— start Data for the task —
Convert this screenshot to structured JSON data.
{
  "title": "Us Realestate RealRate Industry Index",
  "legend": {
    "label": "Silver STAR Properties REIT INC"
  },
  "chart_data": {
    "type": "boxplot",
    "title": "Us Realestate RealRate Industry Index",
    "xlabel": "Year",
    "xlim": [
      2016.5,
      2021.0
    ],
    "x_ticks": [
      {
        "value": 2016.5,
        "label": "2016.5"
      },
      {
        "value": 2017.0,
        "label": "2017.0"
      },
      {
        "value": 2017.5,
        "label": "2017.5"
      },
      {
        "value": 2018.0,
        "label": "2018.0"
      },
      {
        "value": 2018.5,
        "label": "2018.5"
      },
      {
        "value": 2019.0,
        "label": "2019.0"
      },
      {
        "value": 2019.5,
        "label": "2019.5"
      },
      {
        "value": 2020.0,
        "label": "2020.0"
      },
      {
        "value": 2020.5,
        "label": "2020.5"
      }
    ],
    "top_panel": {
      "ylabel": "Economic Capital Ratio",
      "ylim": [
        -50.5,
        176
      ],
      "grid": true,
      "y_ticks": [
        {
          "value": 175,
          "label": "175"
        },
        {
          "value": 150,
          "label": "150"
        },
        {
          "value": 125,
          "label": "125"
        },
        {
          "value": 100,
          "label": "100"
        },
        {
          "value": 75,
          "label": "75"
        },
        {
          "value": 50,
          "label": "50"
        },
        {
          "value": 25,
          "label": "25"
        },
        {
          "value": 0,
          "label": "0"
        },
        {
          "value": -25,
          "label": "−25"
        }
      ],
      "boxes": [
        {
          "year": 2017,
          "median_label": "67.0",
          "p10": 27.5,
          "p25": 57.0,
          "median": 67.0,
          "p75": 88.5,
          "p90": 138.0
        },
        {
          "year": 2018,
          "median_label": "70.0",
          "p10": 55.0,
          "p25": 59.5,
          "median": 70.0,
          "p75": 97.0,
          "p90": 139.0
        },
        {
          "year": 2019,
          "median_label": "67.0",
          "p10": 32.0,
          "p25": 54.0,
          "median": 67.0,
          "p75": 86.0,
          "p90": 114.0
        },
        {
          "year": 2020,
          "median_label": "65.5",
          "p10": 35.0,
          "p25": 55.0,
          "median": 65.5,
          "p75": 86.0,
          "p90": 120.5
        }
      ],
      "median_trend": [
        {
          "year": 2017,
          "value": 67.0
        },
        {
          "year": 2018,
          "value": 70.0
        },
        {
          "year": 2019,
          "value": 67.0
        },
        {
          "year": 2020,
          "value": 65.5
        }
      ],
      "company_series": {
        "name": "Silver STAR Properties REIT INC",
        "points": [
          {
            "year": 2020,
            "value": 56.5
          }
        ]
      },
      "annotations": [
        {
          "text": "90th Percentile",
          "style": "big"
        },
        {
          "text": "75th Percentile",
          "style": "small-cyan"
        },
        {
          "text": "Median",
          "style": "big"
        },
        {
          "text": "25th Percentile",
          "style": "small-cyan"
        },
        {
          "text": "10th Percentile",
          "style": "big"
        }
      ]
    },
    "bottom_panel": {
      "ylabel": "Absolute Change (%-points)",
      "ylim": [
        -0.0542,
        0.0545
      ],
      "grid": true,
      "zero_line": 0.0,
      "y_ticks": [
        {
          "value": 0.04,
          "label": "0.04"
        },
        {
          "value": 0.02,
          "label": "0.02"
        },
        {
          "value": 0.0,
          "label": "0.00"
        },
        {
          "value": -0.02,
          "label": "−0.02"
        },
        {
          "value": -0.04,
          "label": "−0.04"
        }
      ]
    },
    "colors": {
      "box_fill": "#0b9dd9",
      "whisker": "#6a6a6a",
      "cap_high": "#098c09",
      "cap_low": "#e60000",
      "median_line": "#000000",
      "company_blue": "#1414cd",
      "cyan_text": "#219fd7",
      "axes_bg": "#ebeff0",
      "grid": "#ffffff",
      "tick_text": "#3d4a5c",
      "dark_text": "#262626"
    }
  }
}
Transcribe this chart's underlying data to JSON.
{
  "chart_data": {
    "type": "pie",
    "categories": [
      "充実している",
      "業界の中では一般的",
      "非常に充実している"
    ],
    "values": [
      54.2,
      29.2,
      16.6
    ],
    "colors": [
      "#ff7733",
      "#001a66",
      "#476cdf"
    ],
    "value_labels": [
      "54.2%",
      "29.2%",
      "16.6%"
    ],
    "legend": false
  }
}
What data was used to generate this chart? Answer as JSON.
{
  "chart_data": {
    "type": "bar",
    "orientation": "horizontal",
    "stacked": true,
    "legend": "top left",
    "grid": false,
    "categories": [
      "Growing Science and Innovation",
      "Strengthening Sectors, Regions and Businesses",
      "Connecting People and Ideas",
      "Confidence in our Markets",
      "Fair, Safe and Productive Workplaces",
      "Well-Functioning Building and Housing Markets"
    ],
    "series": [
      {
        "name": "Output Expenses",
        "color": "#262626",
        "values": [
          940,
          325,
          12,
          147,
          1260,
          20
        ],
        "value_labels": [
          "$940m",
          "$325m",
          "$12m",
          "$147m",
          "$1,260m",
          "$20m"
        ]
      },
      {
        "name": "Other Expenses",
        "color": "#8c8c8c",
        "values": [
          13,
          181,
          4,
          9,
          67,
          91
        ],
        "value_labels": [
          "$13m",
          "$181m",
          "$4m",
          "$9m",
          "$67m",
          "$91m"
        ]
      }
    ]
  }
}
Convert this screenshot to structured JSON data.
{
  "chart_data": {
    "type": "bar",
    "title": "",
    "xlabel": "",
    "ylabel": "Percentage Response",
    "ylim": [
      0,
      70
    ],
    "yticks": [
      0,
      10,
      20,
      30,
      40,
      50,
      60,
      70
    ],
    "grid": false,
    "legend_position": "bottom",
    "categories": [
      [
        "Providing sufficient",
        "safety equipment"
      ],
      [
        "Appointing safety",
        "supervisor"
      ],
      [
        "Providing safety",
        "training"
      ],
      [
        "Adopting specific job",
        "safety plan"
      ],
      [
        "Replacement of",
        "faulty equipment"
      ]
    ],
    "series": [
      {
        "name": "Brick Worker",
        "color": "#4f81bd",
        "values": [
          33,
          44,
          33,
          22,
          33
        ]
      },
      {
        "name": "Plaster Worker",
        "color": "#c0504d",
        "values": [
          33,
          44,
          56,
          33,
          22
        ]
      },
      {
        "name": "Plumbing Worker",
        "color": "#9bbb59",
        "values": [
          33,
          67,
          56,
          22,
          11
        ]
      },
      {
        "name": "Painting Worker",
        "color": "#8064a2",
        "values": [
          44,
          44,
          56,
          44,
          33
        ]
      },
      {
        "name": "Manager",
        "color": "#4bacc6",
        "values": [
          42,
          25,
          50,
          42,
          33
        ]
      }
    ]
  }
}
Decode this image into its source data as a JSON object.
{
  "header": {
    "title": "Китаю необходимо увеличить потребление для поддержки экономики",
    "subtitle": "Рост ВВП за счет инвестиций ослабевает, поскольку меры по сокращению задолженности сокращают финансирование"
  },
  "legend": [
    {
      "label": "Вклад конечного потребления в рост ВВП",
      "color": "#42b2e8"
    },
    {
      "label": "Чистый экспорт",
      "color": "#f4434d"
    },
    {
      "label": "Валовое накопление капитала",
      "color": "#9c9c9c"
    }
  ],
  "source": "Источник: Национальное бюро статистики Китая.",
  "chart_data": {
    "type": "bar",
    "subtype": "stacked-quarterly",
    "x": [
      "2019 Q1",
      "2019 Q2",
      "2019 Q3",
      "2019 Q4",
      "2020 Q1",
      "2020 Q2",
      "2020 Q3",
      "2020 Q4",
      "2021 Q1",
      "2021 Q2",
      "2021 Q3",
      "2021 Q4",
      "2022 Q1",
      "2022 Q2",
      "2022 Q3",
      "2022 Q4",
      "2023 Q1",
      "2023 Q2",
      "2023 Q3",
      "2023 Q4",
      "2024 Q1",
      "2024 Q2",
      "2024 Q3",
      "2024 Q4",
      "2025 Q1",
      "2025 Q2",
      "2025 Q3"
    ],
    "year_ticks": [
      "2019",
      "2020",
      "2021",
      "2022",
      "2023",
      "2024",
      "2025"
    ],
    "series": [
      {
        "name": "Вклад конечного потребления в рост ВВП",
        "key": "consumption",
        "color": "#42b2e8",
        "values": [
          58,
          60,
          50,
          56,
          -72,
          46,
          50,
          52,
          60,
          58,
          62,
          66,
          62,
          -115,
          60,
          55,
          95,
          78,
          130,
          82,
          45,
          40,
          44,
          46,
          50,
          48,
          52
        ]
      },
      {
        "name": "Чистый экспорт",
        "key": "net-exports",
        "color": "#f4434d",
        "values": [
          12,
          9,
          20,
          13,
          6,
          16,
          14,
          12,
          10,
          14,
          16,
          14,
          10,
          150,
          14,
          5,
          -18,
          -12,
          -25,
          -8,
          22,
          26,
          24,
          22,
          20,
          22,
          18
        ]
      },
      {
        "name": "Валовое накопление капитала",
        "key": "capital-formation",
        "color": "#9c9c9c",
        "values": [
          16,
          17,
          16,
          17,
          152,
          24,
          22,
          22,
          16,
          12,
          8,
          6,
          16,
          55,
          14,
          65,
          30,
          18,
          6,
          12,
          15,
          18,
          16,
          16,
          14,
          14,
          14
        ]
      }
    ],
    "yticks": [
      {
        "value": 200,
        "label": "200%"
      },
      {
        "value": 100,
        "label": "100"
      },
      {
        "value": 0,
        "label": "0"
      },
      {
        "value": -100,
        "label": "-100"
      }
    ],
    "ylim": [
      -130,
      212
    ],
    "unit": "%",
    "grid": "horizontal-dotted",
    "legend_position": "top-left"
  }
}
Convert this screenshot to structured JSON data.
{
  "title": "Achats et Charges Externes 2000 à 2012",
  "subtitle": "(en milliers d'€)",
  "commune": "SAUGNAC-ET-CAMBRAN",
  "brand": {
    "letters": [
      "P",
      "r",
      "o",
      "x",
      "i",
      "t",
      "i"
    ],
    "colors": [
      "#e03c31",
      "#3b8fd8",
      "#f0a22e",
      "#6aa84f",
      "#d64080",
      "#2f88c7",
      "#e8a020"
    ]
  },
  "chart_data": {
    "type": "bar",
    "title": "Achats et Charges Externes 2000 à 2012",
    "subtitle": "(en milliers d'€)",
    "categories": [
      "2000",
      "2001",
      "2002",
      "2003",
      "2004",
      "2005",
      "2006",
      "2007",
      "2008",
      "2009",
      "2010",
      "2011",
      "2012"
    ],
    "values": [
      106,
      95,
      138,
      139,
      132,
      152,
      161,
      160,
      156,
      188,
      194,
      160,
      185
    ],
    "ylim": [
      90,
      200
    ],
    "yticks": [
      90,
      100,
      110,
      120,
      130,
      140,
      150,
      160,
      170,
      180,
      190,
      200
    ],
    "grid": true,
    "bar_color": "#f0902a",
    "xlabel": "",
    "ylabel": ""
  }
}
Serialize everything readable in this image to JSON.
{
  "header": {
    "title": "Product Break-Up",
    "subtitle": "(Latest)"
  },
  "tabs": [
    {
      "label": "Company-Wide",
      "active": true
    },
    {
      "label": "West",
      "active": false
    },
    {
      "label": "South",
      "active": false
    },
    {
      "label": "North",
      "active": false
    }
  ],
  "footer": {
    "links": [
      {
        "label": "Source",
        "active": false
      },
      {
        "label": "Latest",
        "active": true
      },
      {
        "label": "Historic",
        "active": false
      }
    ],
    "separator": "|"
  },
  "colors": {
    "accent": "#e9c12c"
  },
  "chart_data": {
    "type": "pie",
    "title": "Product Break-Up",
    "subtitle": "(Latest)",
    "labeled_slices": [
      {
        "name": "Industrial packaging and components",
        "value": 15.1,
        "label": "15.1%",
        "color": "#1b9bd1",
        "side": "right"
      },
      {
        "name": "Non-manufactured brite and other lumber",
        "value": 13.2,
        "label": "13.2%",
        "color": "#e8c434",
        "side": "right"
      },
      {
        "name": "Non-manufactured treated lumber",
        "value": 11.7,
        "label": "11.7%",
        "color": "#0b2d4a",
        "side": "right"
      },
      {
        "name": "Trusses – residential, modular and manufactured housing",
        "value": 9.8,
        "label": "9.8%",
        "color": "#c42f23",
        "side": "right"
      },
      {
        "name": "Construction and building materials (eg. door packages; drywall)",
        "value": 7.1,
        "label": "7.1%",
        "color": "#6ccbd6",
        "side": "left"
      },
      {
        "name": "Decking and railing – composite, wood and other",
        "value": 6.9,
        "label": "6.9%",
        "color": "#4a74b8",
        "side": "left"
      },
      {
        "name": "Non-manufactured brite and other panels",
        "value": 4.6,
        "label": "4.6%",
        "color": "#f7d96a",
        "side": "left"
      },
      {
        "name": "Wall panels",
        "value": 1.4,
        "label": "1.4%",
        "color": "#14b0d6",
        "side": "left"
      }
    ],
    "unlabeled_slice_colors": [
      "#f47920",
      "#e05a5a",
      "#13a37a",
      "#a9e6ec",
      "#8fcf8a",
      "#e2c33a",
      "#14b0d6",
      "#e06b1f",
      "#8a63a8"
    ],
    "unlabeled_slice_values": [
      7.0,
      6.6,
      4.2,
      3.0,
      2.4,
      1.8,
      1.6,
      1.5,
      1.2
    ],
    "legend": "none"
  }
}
— end Data for the task —
Prompt
From the data above, gather every line that includes the word "Вклад".

Result
      "label": "Вклад конечного потребления в рост ВВП",
        "name": "Вклад конечного потребления в рост ВВП",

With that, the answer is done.